# AVAILABLE DATA
---*---

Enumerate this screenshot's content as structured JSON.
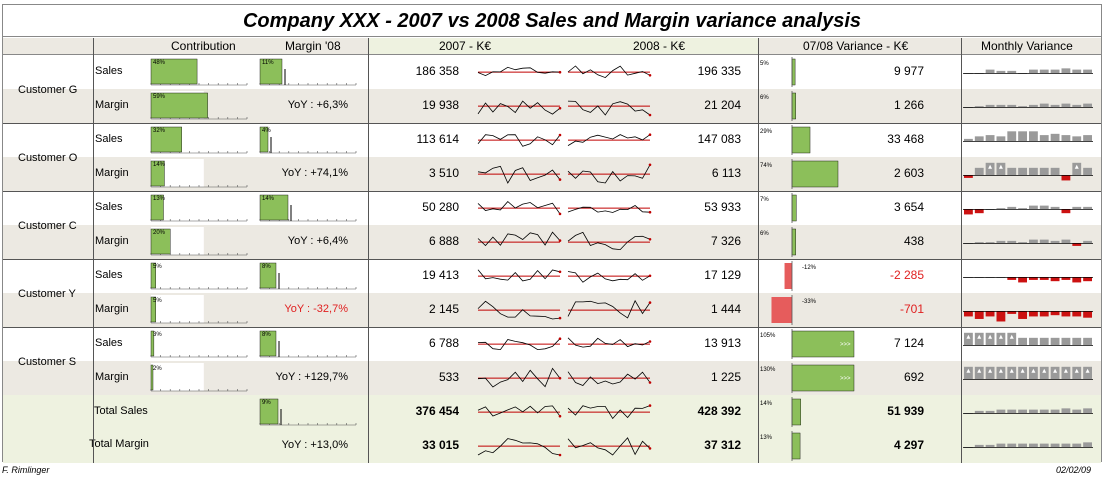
{
  "title": "Company XXX - 2007 vs 2008 Sales and Margin variance analysis",
  "headers": {
    "contribution": "Contribution",
    "margin08": "Margin '08",
    "y2007": "2007 - K€",
    "y2008": "2008 - K€",
    "variance": "07/08 Variance - K€",
    "monthly": "Monthly Variance"
  },
  "footer": {
    "author": "F. Rimlinger",
    "date": "02/02/09"
  },
  "colors": {
    "green": "#8cbf5a",
    "red": "#e65c5c",
    "gray": "#9a9a9a",
    "line_red": "#c00000",
    "band": "#ece9e2",
    "total_band": "#eef2e0"
  },
  "chart_data": {
    "type": "table",
    "title": "Company XXX - 2007 vs 2008 Sales and Margin variance analysis",
    "customers": [
      {
        "name": "Customer G",
        "sales": {
          "label": "Sales",
          "contribution_pct": "48%",
          "contribution": 0.48,
          "margin_pct": "11%",
          "margin": 0.11,
          "v2007": "186 358",
          "v2008": "196 335",
          "variance_pct": "5%",
          "variance_ratio": 0.05,
          "variance": "9 977",
          "monthly": [
            0,
            0,
            0.3,
            0.2,
            0.2,
            0,
            0.3,
            0.3,
            0.3,
            0.4,
            0.3,
            0.3
          ]
        },
        "margin": {
          "label": "Margin",
          "contribution_pct": "59%",
          "contribution": 0.59,
          "yoy": "YoY : +6,3%",
          "v2007": "19 938",
          "v2008": "21 204",
          "variance_pct": "6%",
          "variance_ratio": 0.06,
          "variance": "1 266",
          "monthly": [
            0,
            0.1,
            0.2,
            0.2,
            0.2,
            0.1,
            0.2,
            0.3,
            0.2,
            0.3,
            0.2,
            0.3
          ]
        }
      },
      {
        "name": "Customer O",
        "sales": {
          "label": "Sales",
          "contribution_pct": "32%",
          "contribution": 0.32,
          "margin_pct": "4%",
          "margin": 0.04,
          "v2007": "113 614",
          "v2008": "147 083",
          "variance_pct": "29%",
          "variance_ratio": 0.29,
          "variance": "33 468",
          "monthly": [
            0.2,
            0.4,
            0.5,
            0.4,
            0.8,
            0.8,
            0.8,
            0.5,
            0.6,
            0.5,
            0.4,
            0.5
          ]
        },
        "margin": {
          "label": "Margin",
          "contribution_pct": "14%",
          "contribution": 0.14,
          "yoy": "YoY : +74,1%",
          "v2007": "3 510",
          "v2008": "6 113",
          "variance_pct": "74%",
          "variance_ratio": 0.74,
          "variance": "2 603",
          "monthly": [
            -0.2,
            0.6,
            1,
            1,
            0.6,
            0.6,
            0.6,
            0.6,
            0.6,
            -0.4,
            1,
            0.6
          ]
        }
      },
      {
        "name": "Customer C",
        "sales": {
          "label": "Sales",
          "contribution_pct": "13%",
          "contribution": 0.13,
          "margin_pct": "14%",
          "margin": 0.14,
          "v2007": "50 280",
          "v2008": "53 933",
          "variance_pct": "7%",
          "variance_ratio": 0.07,
          "variance": "3 654",
          "monthly": [
            -0.4,
            -0.3,
            0,
            0.1,
            0.2,
            0.1,
            0.3,
            0.3,
            0.2,
            -0.3,
            0.2,
            0.2
          ]
        },
        "margin": {
          "label": "Margin",
          "contribution_pct": "20%",
          "contribution": 0.2,
          "yoy": "YoY : +6,4%",
          "v2007": "6 888",
          "v2008": "7 326",
          "variance_pct": "6%",
          "variance_ratio": 0.06,
          "variance": "438",
          "monthly": [
            0,
            0.1,
            0.1,
            0.2,
            0.2,
            0.1,
            0.3,
            0.3,
            0.2,
            0.3,
            -0.2,
            0.2
          ]
        }
      },
      {
        "name": "Customer Y",
        "sales": {
          "label": "Sales",
          "contribution_pct": "5%",
          "contribution": 0.05,
          "margin_pct": "8%",
          "margin": 0.08,
          "v2007": "19 413",
          "v2008": "17 129",
          "variance_pct": "-12%",
          "variance_ratio": -0.12,
          "variance": "-2 285",
          "monthly": [
            0,
            0,
            0,
            0,
            -0.2,
            -0.4,
            -0.2,
            -0.2,
            -0.3,
            -0.2,
            -0.4,
            -0.3
          ]
        },
        "margin": {
          "label": "Margin",
          "contribution_pct": "5%",
          "contribution": 0.05,
          "yoy": "YoY : -32,7%",
          "v2007": "2 145",
          "v2008": "1 444",
          "variance_pct": "-33%",
          "variance_ratio": -0.33,
          "variance": "-701",
          "monthly": [
            -0.4,
            -0.6,
            -0.4,
            -0.8,
            -0.2,
            -0.6,
            -0.4,
            -0.4,
            -0.3,
            -0.4,
            -0.4,
            -0.5
          ]
        }
      },
      {
        "name": "Customer S",
        "sales": {
          "label": "Sales",
          "contribution_pct": "3%",
          "contribution": 0.03,
          "margin_pct": "8%",
          "margin": 0.08,
          "v2007": "6 788",
          "v2008": "13 913",
          "variance_pct": "105%",
          "variance_ratio": 1.05,
          "variance": "7 124",
          "monthly": [
            1,
            1,
            1,
            1,
            1,
            0.6,
            0.6,
            0.6,
            0.6,
            0.6,
            0.6,
            0.6
          ]
        },
        "margin": {
          "label": "Margin",
          "contribution_pct": "2%",
          "contribution": 0.02,
          "yoy": "YoY : +129,7%",
          "v2007": "533",
          "v2008": "1 225",
          "variance_pct": "130%",
          "variance_ratio": 1.3,
          "variance": "692",
          "monthly": [
            1,
            1,
            1,
            1,
            1,
            1,
            1,
            1,
            1,
            1,
            1,
            1
          ]
        }
      }
    ],
    "totals": {
      "sales": {
        "label": "Total Sales",
        "margin_pct": "9%",
        "margin": 0.09,
        "v2007": "376 454",
        "v2008": "428 392",
        "variance_pct": "14%",
        "variance_ratio": 0.14,
        "variance": "51 939",
        "monthly": [
          0,
          0.2,
          0.2,
          0.3,
          0.3,
          0.3,
          0.3,
          0.3,
          0.3,
          0.4,
          0.3,
          0.4
        ]
      },
      "margin": {
        "label": "Total Margin",
        "yoy": "YoY : +13,0%",
        "v2007": "33 015",
        "v2008": "37 312",
        "variance_pct": "13%",
        "variance_ratio": 0.13,
        "variance": "4 297",
        "monthly": [
          0,
          0.2,
          0.2,
          0.3,
          0.3,
          0.3,
          0.3,
          0.3,
          0.3,
          0.3,
          0.3,
          0.4
        ]
      }
    }
  }
}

---*---

# INSTRUCTIONS TO FOLLOW
Of the lines in this listing, how many contain "analysis"? Reply with the number and nothing more.

# TASK OUTPUT
2